_Prompt_
Word for word, print each line of the listing below; pictures stay out.

* START *

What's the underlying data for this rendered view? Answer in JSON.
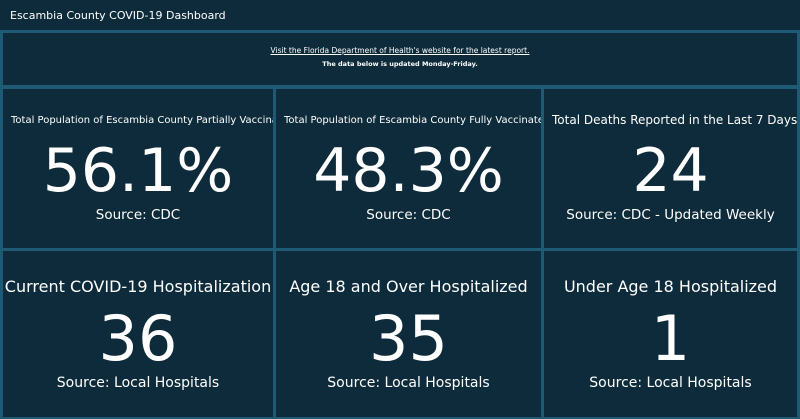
{
  "header": {
    "title": "Escambia County COVID-19 Dashboard"
  },
  "notice": {
    "link_text": "Visit the Florida Department of Health's website for the latest report.",
    "subtext": "The data below is updated Monday-Friday."
  },
  "cards": [
    {
      "title": "Total Population of Escambia County Partially Vaccinated",
      "value": "56.1%",
      "source": "Source: CDC"
    },
    {
      "title": "Total Population of Escambia County Fully Vaccinated",
      "value": "48.3%",
      "source": "Source: CDC"
    },
    {
      "title": "Total Deaths Reported in the Last 7 Days",
      "value": "24",
      "source": "Source: CDC - Updated Weekly"
    },
    {
      "title": "Current COVID-19 Hospitalization",
      "value": "36",
      "source": "Source: Local Hospitals"
    },
    {
      "title": "Age 18 and Over Hospitalized",
      "value": "35",
      "source": "Source: Local Hospitals"
    },
    {
      "title": "Under Age 18 Hospitalized",
      "value": "1",
      "source": "Source: Local Hospitals"
    }
  ],
  "colors": {
    "background": "#1e5a73",
    "panel": "#0d2b3a",
    "text": "#ffffff"
  }
}
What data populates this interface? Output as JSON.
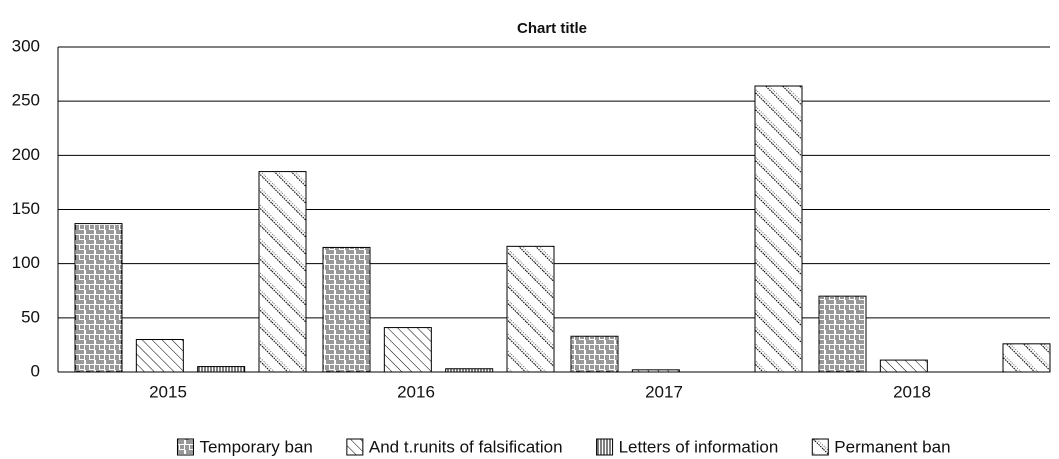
{
  "chart_data": {
    "type": "bar",
    "title": "Chart title",
    "categories": [
      "2015",
      "2016",
      "2017",
      "2018"
    ],
    "series": [
      {
        "name": "Temporary ban",
        "color": "#000000",
        "values": [
          137,
          115,
          33,
          70
        ]
      },
      {
        "name": "And t.runits of falsification",
        "color": "#000000",
        "values": [
          30,
          41,
          2,
          11
        ]
      },
      {
        "name": "Letters of information",
        "color": "#000000",
        "values": [
          5,
          3,
          0,
          0
        ]
      },
      {
        "name": "Permanent ban",
        "color": "#000000",
        "values": [
          185,
          116,
          264,
          26
        ]
      }
    ],
    "ylim": [
      0,
      300
    ],
    "yticks": [
      0,
      50,
      100,
      150,
      200,
      250,
      300
    ],
    "grid": true,
    "legend": "bottom"
  }
}
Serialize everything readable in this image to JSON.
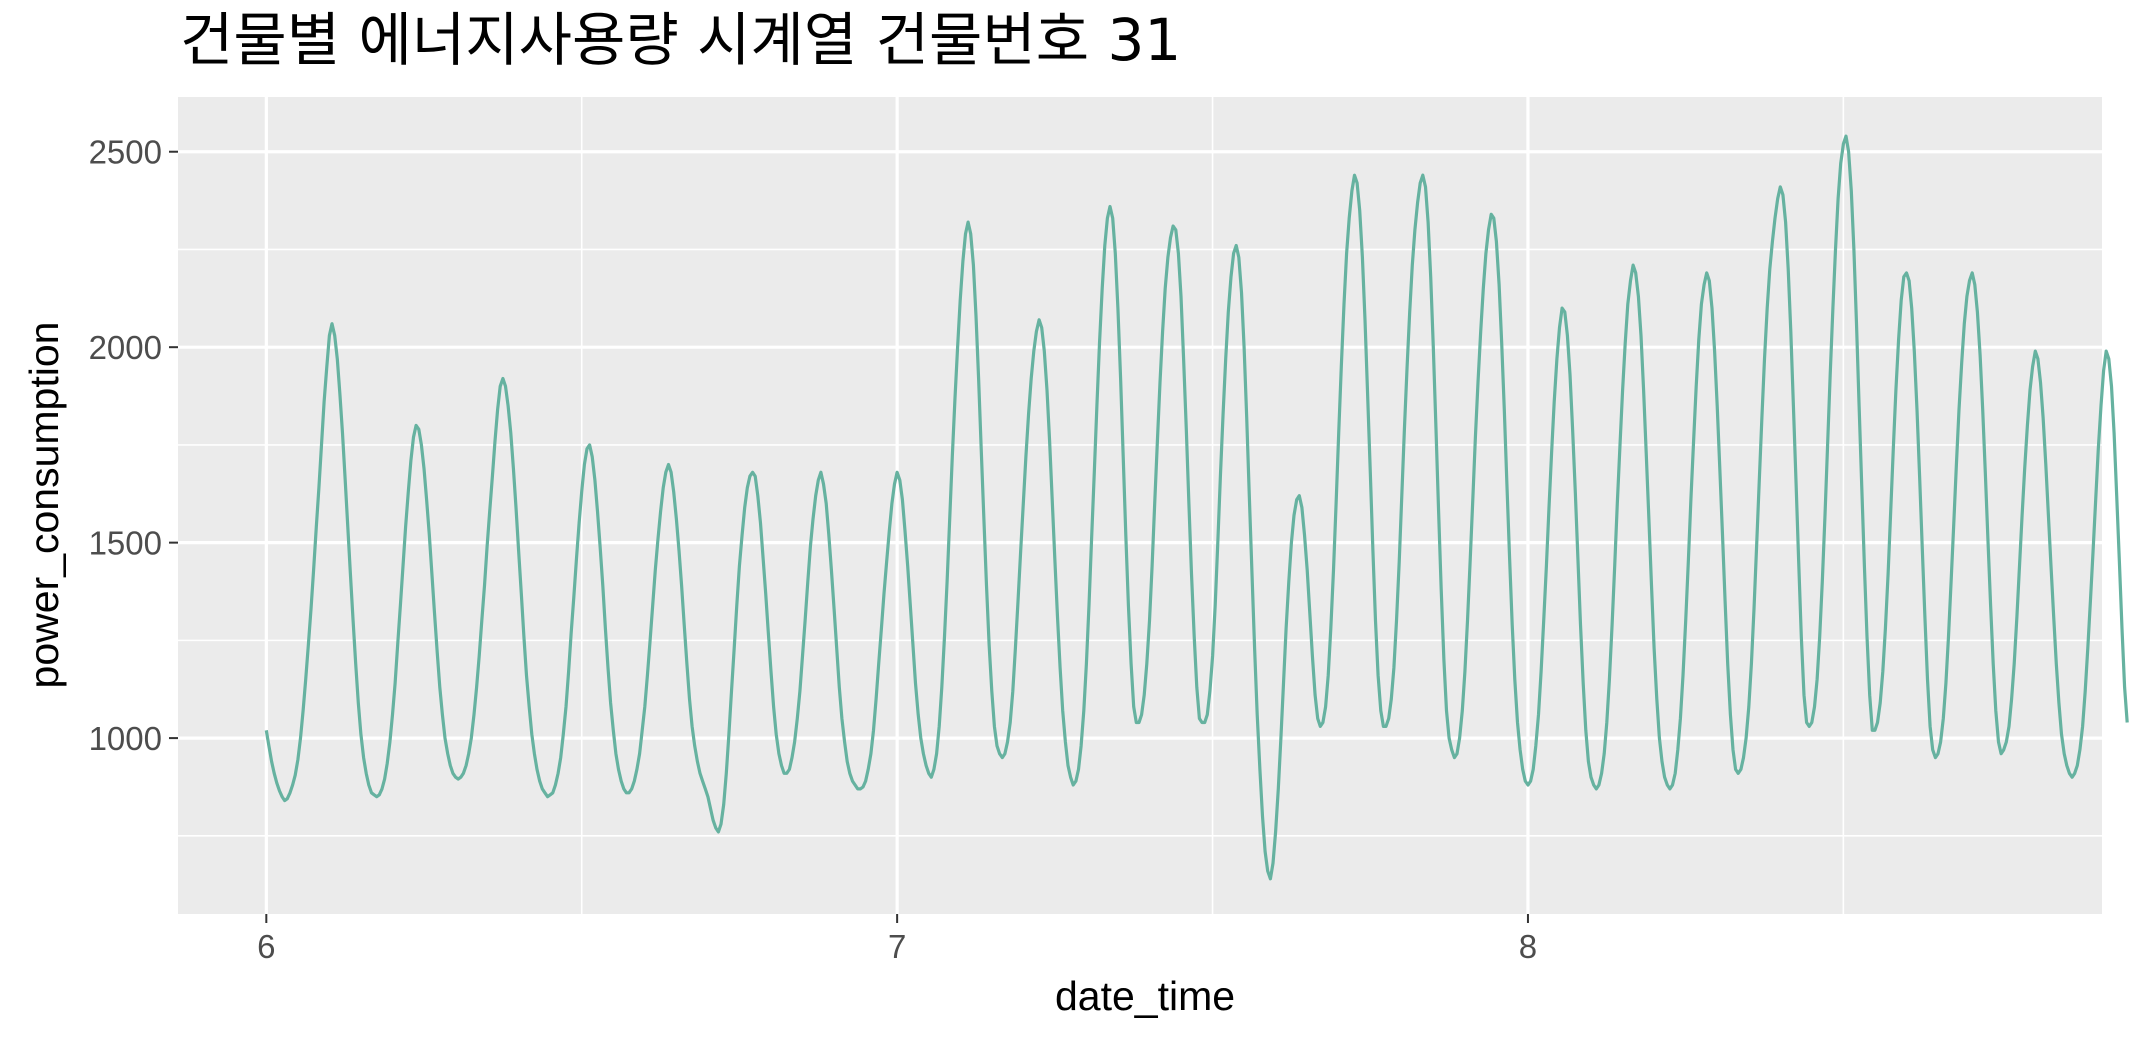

* END *

_Result of the task_
What's the underlying data for this rendered view? Answer in JSON.
{
  "header": {
    "title": "Escambia County COVID-19 Dashboard"
  },
  "notice": {
    "link_text": "Visit the Florida Department of Health's website for the latest report.",
    "subtext": "The data below is updated Monday-Friday."
  },
  "cards": [
    {
      "title": "Total Population of Escambia County Partially Vaccinated",
      "value": "56.1%",
      "source": "Source: CDC"
    },
    {
      "title": "Total Population of Escambia County Fully Vaccinated",
      "value": "48.3%",
      "source": "Source: CDC"
    },
    {
      "title": "Total Deaths Reported in the Last 7 Days",
      "value": "24",
      "source": "Source: CDC - Updated Weekly"
    },
    {
      "title": "Current COVID-19 Hospitalization",
      "value": "36",
      "source": "Source: Local Hospitals"
    },
    {
      "title": "Age 18 and Over Hospitalized",
      "value": "35",
      "source": "Source: Local Hospitals"
    },
    {
      "title": "Under Age 18 Hospitalized",
      "value": "1",
      "source": "Source: Local Hospitals"
    }
  ],
  "colors": {
    "background": "#1e5a73",
    "panel": "#0d2b3a",
    "text": "#ffffff"
  }
}
What data populates this interface? Output as JSON.
{
  "chart_data": {
    "type": "bar",
    "title": "Chart title",
    "categories": [
      "2015",
      "2016",
      "2017",
      "2018"
    ],
    "series": [
      {
        "name": "Temporary ban",
        "color": "#000000",
        "values": [
          137,
          115,
          33,
          70
        ]
      },
      {
        "name": "And t.runits of falsification",
        "color": "#000000",
        "values": [
          30,
          41,
          2,
          11
        ]
      },
      {
        "name": "Letters of information",
        "color": "#000000",
        "values": [
          5,
          3,
          0,
          0
        ]
      },
      {
        "name": "Permanent ban",
        "color": "#000000",
        "values": [
          185,
          116,
          264,
          26
        ]
      }
    ],
    "ylim": [
      0,
      300
    ],
    "yticks": [
      0,
      50,
      100,
      150,
      200,
      250,
      300
    ],
    "grid": true,
    "legend": "bottom"
  }
}
Serialize everything readable in this image to JSON.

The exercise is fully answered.